Every line that holds "colors" should be shown.

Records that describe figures
-------------------------

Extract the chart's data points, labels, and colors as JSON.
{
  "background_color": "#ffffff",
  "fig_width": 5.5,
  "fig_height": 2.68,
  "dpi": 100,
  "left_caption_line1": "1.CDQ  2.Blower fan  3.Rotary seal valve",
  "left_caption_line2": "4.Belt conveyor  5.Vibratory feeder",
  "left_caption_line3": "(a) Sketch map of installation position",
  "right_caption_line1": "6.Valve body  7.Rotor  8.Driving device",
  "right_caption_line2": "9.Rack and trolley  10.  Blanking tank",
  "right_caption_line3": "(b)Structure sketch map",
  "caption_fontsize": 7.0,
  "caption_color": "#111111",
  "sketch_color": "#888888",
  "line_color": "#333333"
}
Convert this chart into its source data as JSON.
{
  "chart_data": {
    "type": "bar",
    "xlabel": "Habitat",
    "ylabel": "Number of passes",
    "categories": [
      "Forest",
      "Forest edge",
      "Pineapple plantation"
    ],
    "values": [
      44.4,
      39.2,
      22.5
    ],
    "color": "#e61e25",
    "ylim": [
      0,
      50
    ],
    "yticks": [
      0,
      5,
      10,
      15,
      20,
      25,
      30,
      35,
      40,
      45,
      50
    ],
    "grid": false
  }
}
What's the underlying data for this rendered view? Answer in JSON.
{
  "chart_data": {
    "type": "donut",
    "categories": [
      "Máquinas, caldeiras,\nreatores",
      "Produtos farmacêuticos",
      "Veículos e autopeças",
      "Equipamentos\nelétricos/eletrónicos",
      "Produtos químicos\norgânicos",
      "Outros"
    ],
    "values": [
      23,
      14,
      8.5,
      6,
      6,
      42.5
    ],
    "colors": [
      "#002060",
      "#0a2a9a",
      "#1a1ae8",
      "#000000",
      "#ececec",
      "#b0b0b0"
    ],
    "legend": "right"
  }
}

-------------------------

Exercise response:
Extract the chart's data points, labels, and colors as JSON.
    "colors": [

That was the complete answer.